— DOCUMENT EXCERPT —
Grand Theft Auto IV: The Ballad of Gay Tony

Grand Theft Auto IV: The Ballad of Gay Tony plays like how all GTA games should be played. You play as Luis Lopez, the business partner, friend and confidante of Tony Prince, the king of Liberty City’s nightlife. As Lopez, you spend the game helping Tony sort out his troubles with thugs, childhood friends and the son of a Middle-Eastern billionaire, who also happens to provide some of the funniest one-liners ever.

Lopez is meant to be an anti-hero, an idea which is getting very popular with video games of late. Nonetheless, Lopez is an interesting and extremely likable protaganist. Frankly, Luis Lopez reminds me of Jason Statham, as they both share similar traits and mannerisms.

The Ballad of Gay Tony offers a variety of missions which include standard kill-someone missions, escort missions, driving missions and even cage fights. I will not name examples for fear of spoiling the game for you. All I will say is that you will not have a dull moment when attempting the missions. At the end of each mission, the game will grade your performance, based on the time taken, damage received, enemies bumped off and other mission-specific criteria. Once you complete the game, you have the option to replay any mission.

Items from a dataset

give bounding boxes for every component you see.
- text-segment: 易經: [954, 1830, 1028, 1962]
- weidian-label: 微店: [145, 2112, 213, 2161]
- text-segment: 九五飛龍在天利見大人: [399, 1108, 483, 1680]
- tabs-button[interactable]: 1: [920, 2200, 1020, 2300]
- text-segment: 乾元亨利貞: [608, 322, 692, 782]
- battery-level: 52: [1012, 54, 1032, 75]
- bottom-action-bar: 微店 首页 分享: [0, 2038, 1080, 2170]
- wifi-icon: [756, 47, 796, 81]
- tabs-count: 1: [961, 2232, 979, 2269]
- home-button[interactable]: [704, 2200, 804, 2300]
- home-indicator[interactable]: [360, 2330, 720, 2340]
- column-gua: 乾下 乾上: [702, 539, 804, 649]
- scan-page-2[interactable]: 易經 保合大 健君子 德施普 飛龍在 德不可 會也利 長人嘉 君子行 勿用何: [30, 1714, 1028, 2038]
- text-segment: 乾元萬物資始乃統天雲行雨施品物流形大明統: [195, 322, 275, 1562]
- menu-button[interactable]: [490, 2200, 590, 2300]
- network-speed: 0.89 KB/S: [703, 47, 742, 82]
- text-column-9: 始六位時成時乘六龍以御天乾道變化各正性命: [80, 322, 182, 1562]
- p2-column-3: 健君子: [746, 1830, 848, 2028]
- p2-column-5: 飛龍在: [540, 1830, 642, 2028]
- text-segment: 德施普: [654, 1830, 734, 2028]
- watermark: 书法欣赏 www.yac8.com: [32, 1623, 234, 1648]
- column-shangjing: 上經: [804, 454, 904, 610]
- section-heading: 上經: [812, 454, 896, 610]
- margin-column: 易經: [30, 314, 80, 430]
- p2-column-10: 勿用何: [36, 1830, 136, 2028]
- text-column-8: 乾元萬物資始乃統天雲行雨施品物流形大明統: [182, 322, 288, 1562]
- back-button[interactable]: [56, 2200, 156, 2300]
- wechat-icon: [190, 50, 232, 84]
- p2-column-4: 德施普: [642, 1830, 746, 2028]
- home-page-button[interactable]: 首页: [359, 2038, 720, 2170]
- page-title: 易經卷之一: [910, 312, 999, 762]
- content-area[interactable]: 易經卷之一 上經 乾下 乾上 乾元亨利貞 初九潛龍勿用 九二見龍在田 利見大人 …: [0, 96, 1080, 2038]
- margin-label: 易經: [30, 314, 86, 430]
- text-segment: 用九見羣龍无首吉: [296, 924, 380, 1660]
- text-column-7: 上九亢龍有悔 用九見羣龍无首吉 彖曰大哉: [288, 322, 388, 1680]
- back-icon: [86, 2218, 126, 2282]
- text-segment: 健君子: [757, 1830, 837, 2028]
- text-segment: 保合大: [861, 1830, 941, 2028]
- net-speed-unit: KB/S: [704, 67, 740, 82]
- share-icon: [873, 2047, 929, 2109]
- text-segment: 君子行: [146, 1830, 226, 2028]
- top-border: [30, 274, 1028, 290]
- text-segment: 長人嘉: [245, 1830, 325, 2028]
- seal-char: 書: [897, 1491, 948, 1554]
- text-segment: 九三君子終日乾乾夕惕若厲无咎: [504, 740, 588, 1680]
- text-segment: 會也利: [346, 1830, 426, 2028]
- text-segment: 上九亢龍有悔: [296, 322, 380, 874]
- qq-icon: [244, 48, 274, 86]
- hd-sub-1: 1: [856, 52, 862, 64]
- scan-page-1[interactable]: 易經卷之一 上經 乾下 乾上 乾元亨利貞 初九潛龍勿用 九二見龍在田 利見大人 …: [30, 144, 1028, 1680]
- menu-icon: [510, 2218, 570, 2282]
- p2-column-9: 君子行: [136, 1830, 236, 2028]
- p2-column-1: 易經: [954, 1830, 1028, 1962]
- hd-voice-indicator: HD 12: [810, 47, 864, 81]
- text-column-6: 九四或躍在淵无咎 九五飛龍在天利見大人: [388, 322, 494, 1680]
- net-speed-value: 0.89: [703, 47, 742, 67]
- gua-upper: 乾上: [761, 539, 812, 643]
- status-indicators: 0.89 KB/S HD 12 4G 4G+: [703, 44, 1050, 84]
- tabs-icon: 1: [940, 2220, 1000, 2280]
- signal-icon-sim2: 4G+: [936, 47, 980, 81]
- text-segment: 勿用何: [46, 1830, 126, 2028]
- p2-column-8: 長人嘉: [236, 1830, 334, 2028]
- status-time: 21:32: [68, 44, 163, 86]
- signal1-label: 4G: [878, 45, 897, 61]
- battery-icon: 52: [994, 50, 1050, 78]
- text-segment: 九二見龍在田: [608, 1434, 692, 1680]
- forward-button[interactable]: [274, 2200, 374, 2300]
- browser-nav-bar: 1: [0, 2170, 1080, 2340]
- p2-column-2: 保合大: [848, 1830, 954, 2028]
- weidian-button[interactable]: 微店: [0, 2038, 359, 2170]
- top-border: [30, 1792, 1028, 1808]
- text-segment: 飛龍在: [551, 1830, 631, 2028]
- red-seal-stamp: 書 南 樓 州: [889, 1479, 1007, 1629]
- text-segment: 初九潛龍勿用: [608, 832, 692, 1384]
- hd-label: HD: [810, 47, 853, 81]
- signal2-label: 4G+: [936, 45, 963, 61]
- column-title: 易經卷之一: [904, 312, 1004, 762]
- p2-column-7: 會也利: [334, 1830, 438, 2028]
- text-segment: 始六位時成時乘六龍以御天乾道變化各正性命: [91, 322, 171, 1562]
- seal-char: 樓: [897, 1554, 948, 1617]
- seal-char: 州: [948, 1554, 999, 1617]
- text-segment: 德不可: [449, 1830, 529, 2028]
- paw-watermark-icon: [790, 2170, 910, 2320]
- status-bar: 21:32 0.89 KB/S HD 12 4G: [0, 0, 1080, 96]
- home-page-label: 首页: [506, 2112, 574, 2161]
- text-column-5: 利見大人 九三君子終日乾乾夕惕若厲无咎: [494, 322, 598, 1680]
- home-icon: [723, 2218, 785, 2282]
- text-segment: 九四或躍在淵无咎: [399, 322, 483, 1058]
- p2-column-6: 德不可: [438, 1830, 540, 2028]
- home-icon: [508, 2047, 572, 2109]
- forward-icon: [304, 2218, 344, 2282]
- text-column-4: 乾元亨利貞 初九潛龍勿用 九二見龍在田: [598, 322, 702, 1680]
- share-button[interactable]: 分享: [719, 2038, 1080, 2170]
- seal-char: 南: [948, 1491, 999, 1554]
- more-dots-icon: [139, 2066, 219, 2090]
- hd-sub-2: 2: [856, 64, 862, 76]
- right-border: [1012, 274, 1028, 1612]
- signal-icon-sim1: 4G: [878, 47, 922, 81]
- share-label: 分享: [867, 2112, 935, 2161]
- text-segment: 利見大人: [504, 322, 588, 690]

— EXERCISE 1 —
In the review of The Ballad of Gay Tony, translate this sentence into Spanish: "Once you complete the game, you have the option to replay any mission."
— EXERCISE 2 —
Carry on with the review of The Ballad of Gay Tony, starting right after its last sentence.
The items have nothing to do with the work here.

— REPLY 1 —
Una vez que completas el juego, tienes la opción de volver a jugar cualquier misión.

— REPLY 2 —
Anthony “Gay Tony” Prince (left) with player character Luis Lopez.

Lopez, being the business partner of Tony Prince, has access to the nightclubs that Tony owns. You can choose the visit the nightclubs for either work or play. If you chose to work, you will be walking around the nightclubs, acting like some sort of bouncer, looking for troublesome patrons. This part of the game would like be watching paint dry, if not for the random situations that arise, ending your boring job and letting you take on a mission. If you want to have some fun at the nightclubs, there are two ways in which you can do it. You can either take part in a champagne-drinking minigame or you can do a John Travolta on the dance floor via a rhythm-based minigame.

Of course no GTA game will be complete with optional missions, and there are, I would say, many of them in The Ballad of Gay Tony. The expansion also introduces several new weapons like sticky bombs, a .44 pistol, an advanced sniper rifle, and an automatic shotgun with explosive rounds. These new weapons are a hoot to play with, especially the shotgun, which can shoot down helicopers in one or two shots.

The rhythm-based minigame in the club.

Although Liberty City is well-rendered with attention paid to details, the visuals look dated. Of course we are not looking for Crysis-level graphics but the game would have better if the view was more pleasant. If you look at pedestrians, you will find that their features looks flat, and the edges of buildings look jagged. Explosions also do not looks as spectacular as explosions should. However, the emphasis on the GTA games has never been on graphics but on gameplay.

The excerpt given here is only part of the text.